### DATASET

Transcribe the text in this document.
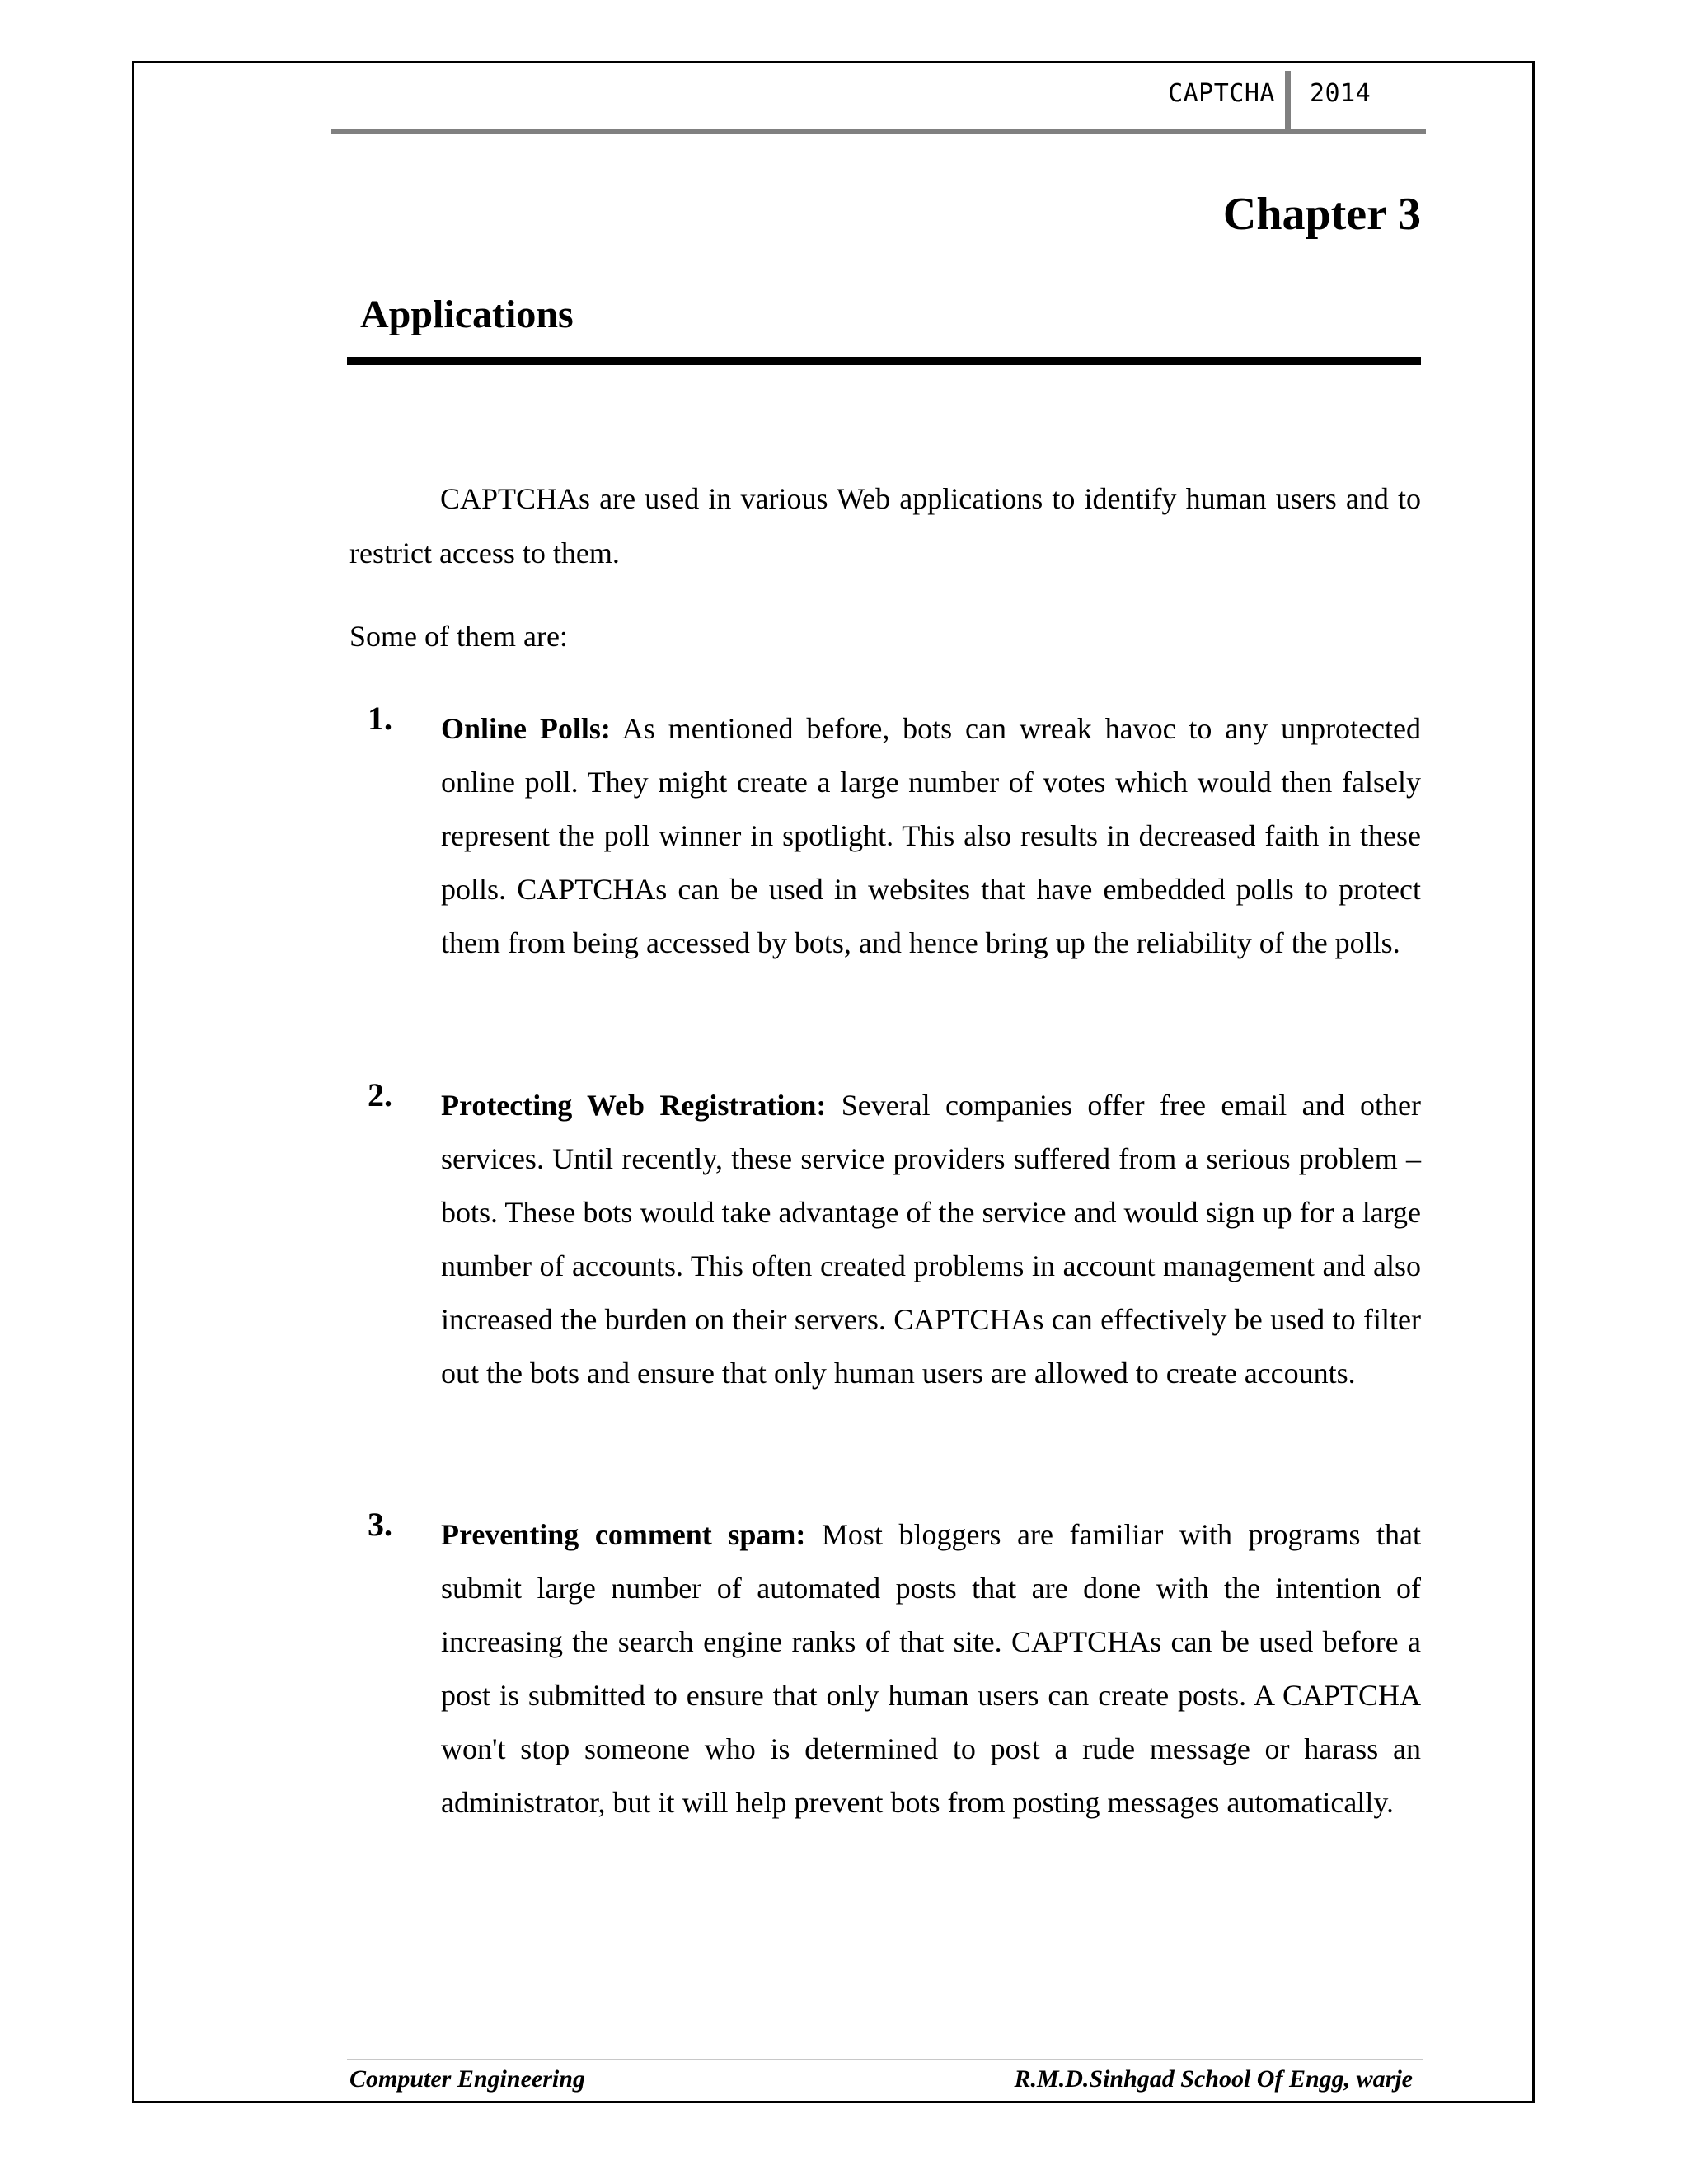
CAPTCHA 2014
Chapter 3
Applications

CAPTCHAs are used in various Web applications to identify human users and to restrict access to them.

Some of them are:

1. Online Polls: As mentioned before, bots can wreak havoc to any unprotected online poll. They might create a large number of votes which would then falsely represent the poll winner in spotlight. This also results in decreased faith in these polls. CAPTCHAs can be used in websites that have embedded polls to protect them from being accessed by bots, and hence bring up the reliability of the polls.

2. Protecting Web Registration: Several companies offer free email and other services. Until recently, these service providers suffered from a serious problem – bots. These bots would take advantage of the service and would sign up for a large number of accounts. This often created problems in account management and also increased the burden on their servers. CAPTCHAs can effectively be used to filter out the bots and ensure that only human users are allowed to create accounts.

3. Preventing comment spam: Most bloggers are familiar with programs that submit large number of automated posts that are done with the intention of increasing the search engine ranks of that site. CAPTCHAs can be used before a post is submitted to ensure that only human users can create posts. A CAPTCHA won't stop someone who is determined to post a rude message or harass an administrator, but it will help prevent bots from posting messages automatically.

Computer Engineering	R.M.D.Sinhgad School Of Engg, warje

######

__PROBLEM TO WORK ON__.
Search the data for the string "them" and copy each line where it appears.

__OUTPUT BELOW__.
CAPTCHAs are used in various Web applications to identify human users and to restrict access to them.
Some of them are:
1. Online Polls: As mentioned before, bots can wreak havoc to any unprotected online poll. They might create a large number of votes which would then falsely represent the poll winner in spotlight. This also results in decreased faith in these polls. CAPTCHAs can be used in websites that have embedded polls to protect them from being accessed by bots, and hence bring up the reliability of the polls.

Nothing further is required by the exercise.